■ YOUR INSTRUCTIONS: Update the rows from the one containing "text-segment: sa, întrucât" through the one containing "bold-text: roman complex (315, 135, 409, 149)" by replacing "misiunea" with "sarcina", changing nothing else. Return only those rows.

■ Stored entries:
——————————

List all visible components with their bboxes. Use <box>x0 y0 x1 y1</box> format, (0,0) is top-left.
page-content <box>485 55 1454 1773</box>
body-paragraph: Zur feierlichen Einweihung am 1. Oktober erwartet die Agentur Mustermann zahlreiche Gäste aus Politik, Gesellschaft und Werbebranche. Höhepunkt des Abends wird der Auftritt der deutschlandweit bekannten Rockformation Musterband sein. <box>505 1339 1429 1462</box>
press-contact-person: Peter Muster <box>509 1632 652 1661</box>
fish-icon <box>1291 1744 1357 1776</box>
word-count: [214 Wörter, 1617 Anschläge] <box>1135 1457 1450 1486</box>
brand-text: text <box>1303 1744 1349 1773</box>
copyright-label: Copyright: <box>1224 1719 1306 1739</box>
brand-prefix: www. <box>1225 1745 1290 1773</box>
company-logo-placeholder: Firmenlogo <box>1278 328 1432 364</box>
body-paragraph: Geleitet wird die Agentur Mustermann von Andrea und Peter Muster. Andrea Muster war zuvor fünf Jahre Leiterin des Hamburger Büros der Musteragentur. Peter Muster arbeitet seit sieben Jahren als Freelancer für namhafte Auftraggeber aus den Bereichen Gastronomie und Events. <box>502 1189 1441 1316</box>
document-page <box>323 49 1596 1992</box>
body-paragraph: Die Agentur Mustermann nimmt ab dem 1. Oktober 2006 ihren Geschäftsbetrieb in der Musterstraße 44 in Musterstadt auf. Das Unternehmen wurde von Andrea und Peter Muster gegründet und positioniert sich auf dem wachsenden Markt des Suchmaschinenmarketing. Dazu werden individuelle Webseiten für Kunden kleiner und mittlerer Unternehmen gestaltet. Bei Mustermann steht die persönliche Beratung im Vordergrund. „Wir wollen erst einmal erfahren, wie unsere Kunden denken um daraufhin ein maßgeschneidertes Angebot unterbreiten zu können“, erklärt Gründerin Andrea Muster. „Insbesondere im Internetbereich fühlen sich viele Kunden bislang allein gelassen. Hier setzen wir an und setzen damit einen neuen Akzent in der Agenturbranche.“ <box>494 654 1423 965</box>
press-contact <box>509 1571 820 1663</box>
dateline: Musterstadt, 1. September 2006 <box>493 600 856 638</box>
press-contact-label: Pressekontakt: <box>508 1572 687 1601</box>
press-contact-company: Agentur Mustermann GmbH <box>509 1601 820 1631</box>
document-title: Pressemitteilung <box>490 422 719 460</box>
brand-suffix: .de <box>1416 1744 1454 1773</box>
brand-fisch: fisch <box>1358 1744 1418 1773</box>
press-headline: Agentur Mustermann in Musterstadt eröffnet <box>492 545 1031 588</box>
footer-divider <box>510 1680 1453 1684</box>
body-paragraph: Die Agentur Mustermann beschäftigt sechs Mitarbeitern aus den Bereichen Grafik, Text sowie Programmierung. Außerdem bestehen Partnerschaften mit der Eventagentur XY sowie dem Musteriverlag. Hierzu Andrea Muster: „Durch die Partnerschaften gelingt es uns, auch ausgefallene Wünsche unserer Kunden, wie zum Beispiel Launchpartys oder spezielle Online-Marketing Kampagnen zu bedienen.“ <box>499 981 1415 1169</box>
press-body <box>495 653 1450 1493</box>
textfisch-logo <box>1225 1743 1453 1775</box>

——————————

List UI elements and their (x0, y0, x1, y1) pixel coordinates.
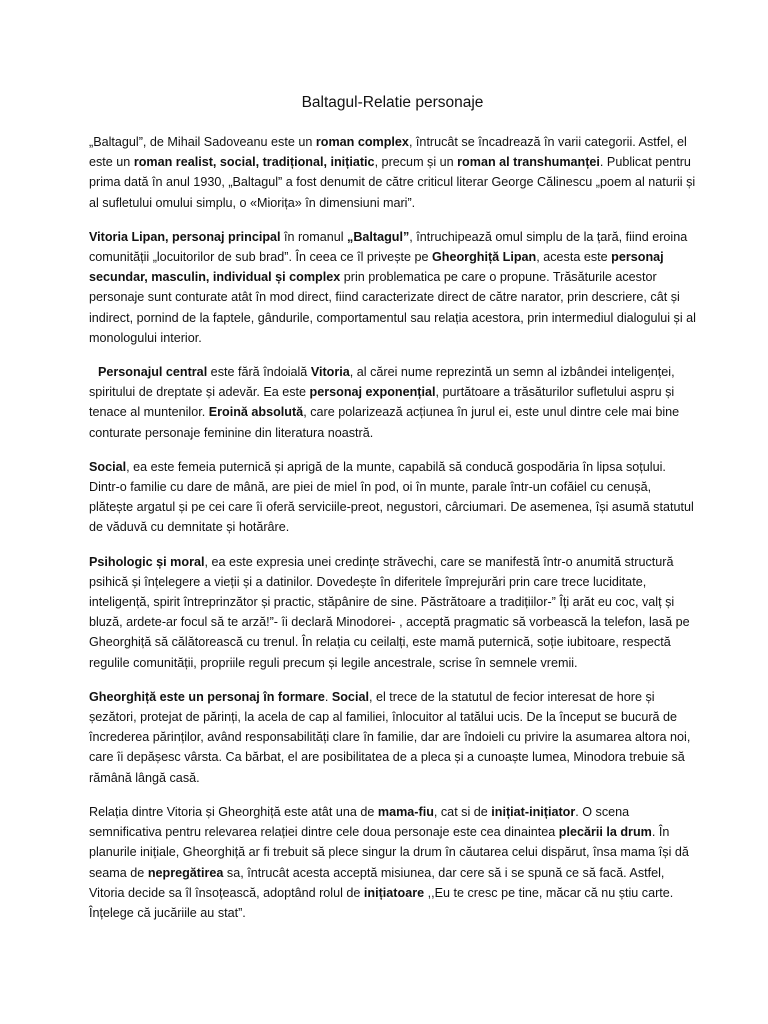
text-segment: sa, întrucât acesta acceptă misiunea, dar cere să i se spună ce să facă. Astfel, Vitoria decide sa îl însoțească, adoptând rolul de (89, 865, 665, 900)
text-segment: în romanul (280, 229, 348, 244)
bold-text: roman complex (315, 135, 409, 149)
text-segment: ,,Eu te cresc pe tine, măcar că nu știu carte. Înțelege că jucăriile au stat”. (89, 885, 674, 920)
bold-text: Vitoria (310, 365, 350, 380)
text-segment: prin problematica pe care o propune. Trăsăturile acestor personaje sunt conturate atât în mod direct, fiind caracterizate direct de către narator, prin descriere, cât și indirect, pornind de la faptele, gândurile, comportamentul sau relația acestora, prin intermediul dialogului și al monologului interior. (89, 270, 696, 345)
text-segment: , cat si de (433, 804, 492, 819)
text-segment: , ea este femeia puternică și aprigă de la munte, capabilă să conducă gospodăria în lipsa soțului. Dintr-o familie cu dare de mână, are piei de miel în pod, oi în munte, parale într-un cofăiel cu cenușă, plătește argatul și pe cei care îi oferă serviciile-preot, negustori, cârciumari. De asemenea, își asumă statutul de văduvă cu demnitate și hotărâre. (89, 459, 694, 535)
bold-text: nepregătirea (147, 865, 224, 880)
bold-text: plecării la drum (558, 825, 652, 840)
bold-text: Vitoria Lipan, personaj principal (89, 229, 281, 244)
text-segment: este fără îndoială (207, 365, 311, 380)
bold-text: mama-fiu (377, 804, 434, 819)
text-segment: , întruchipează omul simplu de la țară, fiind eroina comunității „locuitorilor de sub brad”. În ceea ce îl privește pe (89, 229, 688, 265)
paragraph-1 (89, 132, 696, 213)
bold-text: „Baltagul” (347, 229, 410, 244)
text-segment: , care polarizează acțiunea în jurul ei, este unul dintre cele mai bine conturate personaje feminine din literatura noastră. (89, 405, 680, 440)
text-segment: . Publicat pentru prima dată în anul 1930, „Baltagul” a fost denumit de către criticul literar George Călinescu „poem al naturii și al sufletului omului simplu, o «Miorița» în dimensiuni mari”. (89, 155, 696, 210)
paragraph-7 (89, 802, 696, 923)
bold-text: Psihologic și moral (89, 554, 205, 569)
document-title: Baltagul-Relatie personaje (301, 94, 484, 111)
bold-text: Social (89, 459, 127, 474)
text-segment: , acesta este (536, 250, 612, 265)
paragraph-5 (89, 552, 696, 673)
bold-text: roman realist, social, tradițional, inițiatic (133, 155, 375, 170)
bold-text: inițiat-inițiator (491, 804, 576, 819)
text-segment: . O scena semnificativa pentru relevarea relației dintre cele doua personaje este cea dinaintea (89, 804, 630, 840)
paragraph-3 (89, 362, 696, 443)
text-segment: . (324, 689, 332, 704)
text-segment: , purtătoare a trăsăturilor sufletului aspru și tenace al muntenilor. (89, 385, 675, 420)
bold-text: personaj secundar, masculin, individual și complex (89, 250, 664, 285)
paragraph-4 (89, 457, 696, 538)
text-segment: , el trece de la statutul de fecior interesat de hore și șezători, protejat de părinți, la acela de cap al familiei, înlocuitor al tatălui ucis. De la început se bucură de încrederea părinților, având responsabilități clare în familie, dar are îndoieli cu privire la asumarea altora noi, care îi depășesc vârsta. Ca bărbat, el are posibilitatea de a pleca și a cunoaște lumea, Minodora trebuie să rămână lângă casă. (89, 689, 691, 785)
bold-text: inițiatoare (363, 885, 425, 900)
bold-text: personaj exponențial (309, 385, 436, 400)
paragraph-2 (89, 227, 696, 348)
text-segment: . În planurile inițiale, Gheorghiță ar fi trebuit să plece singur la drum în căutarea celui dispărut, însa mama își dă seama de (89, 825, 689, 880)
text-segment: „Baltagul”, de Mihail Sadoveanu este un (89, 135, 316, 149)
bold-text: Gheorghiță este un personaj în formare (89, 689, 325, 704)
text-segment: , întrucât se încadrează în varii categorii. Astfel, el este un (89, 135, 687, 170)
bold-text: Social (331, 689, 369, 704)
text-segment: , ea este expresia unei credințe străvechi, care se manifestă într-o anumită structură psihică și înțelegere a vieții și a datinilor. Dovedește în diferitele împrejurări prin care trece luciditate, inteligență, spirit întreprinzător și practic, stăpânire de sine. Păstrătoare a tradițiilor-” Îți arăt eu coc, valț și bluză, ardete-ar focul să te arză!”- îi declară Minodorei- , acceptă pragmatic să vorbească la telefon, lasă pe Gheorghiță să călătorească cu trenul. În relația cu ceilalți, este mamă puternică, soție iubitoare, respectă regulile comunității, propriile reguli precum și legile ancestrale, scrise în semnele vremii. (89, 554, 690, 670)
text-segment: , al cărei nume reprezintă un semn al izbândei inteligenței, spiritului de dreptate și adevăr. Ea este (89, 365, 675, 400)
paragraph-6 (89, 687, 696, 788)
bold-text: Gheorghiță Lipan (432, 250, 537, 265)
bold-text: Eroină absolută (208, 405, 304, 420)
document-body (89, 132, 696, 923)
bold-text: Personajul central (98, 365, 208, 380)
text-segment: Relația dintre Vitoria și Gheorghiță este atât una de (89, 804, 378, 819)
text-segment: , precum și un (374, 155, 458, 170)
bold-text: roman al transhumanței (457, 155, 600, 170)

——————————

■ EXPECTED ANSWER:
text-segment: sa, întrucât acesta acceptă sarcina, dar cere să i se spună ce să facă. Astfel, Vitoria decide sa îl însoțească, adoptând rolul de (89, 865, 665, 900)
text-segment: în romanul (280, 229, 348, 244)
bold-text: roman complex (315, 135, 409, 149)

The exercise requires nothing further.